### Task prompt
Reproduce the entries exactly.

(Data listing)
◇ ◇ ◇ ◇

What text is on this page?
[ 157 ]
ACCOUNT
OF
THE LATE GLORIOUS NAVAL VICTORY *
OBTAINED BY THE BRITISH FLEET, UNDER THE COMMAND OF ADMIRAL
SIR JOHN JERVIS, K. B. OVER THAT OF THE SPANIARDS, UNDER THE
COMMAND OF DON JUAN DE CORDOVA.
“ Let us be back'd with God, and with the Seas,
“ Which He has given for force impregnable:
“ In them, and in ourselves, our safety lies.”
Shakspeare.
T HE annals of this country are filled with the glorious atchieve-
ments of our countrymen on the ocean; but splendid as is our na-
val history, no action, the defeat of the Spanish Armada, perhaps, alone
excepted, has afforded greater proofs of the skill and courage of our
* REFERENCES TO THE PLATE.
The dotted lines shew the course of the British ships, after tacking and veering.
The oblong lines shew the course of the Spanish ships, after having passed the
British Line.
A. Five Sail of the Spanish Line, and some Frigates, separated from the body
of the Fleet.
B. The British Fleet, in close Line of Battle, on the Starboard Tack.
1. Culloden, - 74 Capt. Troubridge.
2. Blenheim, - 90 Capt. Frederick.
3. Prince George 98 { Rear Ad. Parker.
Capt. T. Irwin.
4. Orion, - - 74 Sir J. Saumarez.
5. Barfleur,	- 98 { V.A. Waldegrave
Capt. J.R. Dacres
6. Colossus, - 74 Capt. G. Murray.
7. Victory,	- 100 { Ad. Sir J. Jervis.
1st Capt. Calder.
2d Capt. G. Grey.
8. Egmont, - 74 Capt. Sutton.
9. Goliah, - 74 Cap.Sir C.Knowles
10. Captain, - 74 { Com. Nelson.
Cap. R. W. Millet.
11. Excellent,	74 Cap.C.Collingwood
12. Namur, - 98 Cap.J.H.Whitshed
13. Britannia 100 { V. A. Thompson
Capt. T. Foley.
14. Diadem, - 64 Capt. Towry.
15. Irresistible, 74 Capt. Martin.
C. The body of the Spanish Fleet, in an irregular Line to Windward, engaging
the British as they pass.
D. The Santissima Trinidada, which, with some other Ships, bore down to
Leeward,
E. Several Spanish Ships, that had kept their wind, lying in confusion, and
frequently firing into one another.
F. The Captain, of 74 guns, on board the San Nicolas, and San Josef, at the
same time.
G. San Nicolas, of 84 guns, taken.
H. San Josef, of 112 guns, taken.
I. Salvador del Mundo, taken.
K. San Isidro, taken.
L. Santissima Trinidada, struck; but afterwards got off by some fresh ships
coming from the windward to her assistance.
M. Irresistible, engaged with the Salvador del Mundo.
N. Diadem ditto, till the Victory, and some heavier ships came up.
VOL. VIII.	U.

◇ ◇ ◇ ◇

### Solution for this task
What text is on this page?
[ 157 ]
ACCOUNT
OF
THE LATE GLORIOUS NAVAL VICTORY *
OBTAINED BY THE BRITISH FLEET, UNDER THE COMMAND OF ADMIRAL
SIR JOHN JERVIS, K. B. OVER THAT OF THE SPANIARDS, UNDER THE
COMMAND OF DON JUAN DE CORDOVA.
“ Let us be back'd with God, and with the Seas,
“ Which He has given for force impregnable:
“ In them, and in ourselves, our safety lies.”
Shakspeare.
T HE annals of this country are filled with the glorious atchieve-
ments of our countrymen on the ocean; but splendid as is our na-
val history, no action, the defeat of the Spanish Armada, perhaps, alone
excepted, has afforded greater proofs of the skill and courage of our
* REFERENCES TO THE PLATE.
The dotted lines shew the course of the British ships, after tacking and veering.
The oblong lines shew the course of the Spanish ships, after having passed the
British Line.
A. Five Sail of the Spanish Line, and some Frigates, separated from the body
of the Fleet.
B. The British Fleet, in close Line of Battle, on the Starboard Tack.
1. Culloden, - 74 Capt. Troubridge.
2. Blenheim, - 90 Capt. Frederick.
3. Prince George 98 { Rear Ad. Parker.
Capt. T. Irwin.
4. Orion, - - 74 Sir J. Saumarez.
5. Barfleur,	- 98 { V.A. Waldegrave
Capt. J.R. Dacres
6. Colossus, - 74 Capt. G. Murray.
7. Victory,	- 100 { Ad. Sir J. Jervis.
1st Capt. Calder.
2d Capt. G. Grey.
8. Egmont, - 74 Capt. Sutton.
9. Goliah, - 74 Cap.Sir C.Knowles
10. Captain, - 74 { Com. Nelson.
Cap. R. W. Millet.
11. Excellent,	74 Cap.C.Collingwood
12. Namur, - 98 Cap.J.H.Whitshed
13. Britannia 100 { V. A. Thompson
Capt. T. Foley.
14. Diadem, - 64 Capt. Towry.
15. Irresistible, 74 Capt. Martin.
C. The body of the Spanish Fleet, in an irregular Line to Windward, engaging
the British as they pass.
D. The Santissima Trinidada, which, with some other Ships, bore down to
Leeward,
E. Several Spanish Ships, that had kept their wind, lying in confusion, and
frequently firing into one another.
F. The Captain, of 74 guns, on board the San Nicolas, and San Josef, at the
same time.
G. San Nicolas, of 84 guns, taken.
H. San Josef, of 112 guns, taken.
I. Salvador del Mundo, taken.
K. San Isidro, taken.
L. Santissima Trinidada, struck; but afterwards got off by some fresh ships
coming from the windward to her assistance.
M. Irresistible, engaged with the Salvador del Mundo.
N. Diadem ditto, till the Victory, and some heavier ships came up.
VOL. VIII.	U.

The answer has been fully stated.